── Data for the task

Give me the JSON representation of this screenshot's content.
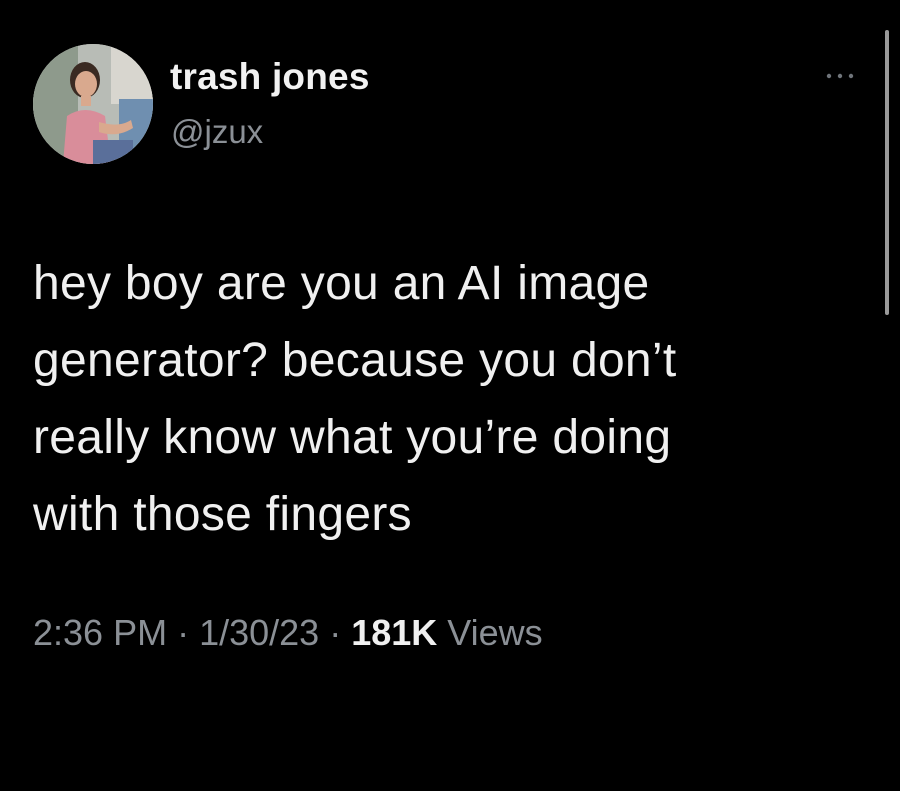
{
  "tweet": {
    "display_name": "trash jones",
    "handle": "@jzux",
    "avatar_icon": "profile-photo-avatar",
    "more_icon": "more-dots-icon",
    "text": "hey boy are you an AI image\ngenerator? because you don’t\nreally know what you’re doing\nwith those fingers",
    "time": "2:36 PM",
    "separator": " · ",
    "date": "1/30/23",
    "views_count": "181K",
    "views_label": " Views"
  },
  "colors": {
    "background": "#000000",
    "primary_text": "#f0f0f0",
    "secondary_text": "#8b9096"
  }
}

────

Transcribe the material exactly, leaving every picture out.

* Right answer:
Give me the JSON representation of this screenshot's content.
{
  "tweet": {
    "display_name": "trash jones",
    "handle": "@jzux",
    "avatar_icon": "profile-photo-avatar",
    "more_icon": "more-dots-icon",
    "text": "hey boy are you an AI image\ngenerator? because you don’t\nreally know what you’re doing\nwith those fingers",
    "time": "2:36 PM",
    "separator": " · ",
    "date": "1/30/23",
    "views_count": "181K",
    "views_label": " Views"
  },
  "colors": {
    "background": "#000000",
    "primary_text": "#f0f0f0",
    "secondary_text": "#8b9096"
  }
}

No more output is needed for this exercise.